■ Brief:
Pick every line from the data that holds the word "bivariadas".

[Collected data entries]
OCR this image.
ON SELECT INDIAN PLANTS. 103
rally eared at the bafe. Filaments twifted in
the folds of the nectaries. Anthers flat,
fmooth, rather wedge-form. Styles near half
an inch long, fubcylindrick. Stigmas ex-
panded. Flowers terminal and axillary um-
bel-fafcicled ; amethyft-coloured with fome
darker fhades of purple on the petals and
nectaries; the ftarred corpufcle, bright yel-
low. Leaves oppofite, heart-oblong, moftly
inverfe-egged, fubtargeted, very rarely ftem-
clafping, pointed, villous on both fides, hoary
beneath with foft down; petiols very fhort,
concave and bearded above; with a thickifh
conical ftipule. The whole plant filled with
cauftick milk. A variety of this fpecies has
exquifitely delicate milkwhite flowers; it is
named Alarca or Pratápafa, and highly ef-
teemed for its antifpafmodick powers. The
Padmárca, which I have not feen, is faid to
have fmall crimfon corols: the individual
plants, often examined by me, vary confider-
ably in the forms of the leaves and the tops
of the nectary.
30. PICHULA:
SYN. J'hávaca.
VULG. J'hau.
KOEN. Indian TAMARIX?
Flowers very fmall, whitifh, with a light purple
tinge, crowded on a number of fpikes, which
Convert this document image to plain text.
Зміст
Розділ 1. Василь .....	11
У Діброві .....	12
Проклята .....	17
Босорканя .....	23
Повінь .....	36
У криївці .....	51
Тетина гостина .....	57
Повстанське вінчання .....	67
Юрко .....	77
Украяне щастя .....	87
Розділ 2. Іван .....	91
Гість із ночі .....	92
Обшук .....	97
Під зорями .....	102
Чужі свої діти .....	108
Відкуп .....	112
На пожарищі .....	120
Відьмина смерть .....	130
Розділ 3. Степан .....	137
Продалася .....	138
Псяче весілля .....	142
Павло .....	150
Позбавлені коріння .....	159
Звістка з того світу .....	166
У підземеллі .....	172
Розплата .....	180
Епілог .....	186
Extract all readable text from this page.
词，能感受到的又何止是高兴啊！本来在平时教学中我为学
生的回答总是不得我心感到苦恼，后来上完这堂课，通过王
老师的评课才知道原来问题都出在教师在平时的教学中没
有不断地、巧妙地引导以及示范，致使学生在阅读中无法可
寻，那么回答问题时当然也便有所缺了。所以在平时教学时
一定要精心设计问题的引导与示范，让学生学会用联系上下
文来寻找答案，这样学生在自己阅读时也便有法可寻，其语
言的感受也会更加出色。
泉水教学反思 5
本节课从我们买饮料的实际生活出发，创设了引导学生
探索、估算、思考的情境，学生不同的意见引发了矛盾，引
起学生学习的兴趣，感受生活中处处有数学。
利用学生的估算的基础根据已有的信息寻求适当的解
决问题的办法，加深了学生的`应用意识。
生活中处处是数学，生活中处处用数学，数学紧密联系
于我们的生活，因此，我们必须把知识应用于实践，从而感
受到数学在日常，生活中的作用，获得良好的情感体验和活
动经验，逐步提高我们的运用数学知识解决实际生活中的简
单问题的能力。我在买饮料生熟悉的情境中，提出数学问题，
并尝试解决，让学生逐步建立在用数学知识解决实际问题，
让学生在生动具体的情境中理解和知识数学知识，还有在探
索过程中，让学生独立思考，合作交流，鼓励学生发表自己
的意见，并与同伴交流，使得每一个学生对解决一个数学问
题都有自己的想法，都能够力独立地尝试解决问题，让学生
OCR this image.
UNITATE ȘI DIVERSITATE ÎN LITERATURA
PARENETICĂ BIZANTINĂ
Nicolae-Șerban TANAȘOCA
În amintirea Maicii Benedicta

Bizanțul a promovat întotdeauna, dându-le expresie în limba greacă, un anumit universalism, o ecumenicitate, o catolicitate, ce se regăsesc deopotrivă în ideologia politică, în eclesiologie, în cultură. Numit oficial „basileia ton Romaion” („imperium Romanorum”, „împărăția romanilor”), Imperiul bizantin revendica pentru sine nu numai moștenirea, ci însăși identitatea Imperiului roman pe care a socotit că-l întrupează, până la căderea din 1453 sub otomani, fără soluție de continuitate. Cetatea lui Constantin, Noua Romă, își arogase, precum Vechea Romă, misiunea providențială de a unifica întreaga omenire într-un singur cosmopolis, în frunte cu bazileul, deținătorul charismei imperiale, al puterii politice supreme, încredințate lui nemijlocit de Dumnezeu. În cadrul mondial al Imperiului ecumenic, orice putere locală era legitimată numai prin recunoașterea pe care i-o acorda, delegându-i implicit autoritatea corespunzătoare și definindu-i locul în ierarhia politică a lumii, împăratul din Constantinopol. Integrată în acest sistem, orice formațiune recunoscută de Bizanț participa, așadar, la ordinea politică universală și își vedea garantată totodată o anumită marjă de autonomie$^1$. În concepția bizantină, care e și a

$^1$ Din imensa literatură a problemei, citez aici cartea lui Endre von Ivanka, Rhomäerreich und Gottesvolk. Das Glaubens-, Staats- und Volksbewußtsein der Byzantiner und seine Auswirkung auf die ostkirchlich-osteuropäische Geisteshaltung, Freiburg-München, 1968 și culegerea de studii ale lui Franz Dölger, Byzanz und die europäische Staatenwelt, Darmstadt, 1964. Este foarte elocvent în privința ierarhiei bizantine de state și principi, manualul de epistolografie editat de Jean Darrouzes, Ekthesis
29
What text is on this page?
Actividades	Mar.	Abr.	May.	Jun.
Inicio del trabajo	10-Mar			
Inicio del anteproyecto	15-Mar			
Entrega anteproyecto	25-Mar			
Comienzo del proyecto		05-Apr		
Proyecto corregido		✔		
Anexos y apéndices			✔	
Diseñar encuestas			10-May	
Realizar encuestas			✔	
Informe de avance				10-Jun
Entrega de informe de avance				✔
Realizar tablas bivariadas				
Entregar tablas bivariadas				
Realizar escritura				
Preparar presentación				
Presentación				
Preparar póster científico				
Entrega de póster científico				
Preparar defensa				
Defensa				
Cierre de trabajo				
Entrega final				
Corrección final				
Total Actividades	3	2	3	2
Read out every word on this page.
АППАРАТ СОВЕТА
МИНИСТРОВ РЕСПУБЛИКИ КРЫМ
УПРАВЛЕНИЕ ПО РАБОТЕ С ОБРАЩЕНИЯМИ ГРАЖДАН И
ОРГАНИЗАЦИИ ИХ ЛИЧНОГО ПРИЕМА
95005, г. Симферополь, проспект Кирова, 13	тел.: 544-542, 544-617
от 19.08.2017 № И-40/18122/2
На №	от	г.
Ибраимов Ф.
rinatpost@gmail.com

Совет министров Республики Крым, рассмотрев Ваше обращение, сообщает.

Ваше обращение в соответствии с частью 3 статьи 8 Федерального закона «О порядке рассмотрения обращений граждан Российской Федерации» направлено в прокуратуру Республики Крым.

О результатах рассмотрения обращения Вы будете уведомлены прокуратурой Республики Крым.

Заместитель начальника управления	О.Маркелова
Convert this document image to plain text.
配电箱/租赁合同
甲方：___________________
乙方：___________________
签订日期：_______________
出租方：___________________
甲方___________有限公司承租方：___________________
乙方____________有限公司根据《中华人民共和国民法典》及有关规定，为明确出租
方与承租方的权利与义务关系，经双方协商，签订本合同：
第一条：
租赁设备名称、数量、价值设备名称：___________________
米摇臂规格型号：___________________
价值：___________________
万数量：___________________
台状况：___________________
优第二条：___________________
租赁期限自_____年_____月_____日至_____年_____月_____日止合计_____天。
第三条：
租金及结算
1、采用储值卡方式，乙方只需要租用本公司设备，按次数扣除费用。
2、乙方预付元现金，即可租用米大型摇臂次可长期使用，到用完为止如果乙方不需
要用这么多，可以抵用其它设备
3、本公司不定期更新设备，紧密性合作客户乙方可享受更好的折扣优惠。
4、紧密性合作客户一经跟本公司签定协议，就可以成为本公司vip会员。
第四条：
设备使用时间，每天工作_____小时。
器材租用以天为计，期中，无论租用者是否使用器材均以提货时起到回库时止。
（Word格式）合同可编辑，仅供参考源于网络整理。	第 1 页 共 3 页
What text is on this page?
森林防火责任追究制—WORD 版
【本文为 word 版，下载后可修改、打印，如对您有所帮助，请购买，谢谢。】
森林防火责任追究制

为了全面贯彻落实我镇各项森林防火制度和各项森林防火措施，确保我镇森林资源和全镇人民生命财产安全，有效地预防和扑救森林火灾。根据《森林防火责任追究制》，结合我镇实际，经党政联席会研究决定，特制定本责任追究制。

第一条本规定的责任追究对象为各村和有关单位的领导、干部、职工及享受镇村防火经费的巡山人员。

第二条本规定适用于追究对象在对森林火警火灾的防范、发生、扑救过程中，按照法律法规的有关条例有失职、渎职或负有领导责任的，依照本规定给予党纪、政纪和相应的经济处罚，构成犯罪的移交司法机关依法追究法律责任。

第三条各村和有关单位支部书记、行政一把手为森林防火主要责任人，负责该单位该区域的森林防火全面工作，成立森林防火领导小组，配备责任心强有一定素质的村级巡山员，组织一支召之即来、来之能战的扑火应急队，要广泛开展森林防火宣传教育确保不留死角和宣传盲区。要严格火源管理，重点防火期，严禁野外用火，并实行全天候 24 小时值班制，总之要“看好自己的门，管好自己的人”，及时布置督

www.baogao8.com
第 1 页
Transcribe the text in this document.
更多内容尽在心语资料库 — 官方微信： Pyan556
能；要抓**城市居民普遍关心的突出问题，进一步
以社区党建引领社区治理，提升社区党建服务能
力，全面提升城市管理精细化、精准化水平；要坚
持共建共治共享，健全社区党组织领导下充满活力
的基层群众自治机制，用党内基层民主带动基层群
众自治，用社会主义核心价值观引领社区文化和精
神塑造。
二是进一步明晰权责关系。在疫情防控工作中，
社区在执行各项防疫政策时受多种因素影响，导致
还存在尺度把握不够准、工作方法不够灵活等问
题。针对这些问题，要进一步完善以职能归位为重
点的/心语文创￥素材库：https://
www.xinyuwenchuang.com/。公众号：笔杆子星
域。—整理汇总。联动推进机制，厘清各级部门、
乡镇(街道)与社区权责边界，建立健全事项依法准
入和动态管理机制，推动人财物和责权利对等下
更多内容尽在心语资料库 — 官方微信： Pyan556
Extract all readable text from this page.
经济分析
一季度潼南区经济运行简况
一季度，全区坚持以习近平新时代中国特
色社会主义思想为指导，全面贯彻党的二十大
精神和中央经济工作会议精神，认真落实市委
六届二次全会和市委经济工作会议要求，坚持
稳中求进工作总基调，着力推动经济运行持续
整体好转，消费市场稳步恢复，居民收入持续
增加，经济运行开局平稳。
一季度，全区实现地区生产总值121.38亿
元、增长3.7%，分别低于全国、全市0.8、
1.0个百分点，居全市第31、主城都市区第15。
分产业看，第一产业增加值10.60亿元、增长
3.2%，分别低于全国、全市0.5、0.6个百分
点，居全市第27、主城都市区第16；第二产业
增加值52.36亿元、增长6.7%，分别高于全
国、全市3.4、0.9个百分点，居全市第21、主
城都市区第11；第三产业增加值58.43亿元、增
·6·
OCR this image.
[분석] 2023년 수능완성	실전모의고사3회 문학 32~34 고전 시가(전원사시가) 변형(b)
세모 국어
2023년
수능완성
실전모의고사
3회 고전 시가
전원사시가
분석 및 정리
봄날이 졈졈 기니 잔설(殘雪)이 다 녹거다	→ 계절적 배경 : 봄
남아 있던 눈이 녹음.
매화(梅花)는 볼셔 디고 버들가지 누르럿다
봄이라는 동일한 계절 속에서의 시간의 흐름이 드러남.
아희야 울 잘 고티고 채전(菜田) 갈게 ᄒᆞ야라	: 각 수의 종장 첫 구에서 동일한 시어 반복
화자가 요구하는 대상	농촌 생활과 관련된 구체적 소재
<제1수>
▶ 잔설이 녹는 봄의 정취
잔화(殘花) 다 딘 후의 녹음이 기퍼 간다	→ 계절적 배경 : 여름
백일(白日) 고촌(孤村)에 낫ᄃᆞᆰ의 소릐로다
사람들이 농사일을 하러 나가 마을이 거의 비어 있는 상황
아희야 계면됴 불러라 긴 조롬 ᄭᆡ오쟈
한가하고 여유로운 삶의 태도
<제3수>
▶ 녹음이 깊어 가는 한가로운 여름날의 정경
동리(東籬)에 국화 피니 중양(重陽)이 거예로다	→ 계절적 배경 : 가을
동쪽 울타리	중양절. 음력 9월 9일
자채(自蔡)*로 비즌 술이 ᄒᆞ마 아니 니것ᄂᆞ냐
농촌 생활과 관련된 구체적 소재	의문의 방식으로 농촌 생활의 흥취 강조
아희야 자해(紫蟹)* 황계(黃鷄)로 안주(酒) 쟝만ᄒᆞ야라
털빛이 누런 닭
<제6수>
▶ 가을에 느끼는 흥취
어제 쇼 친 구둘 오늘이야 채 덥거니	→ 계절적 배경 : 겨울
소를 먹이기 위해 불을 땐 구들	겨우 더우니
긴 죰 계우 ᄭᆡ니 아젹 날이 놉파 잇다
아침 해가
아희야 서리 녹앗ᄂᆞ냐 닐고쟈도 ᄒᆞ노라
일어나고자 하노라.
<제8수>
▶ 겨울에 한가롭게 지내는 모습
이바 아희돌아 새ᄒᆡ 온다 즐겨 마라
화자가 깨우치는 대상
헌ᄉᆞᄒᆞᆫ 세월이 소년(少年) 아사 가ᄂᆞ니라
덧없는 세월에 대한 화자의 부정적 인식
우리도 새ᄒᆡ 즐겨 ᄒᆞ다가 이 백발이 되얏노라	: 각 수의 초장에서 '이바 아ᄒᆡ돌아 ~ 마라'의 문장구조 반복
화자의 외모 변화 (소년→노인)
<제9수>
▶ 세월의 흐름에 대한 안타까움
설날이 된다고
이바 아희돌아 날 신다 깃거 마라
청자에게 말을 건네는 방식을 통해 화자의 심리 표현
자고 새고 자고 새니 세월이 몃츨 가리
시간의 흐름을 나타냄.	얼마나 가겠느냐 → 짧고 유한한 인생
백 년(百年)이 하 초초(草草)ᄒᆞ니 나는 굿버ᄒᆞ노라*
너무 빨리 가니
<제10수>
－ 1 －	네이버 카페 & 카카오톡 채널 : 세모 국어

■ Result of the task:
Realizar tablas bivariadas				
Entregar tablas bivariadas				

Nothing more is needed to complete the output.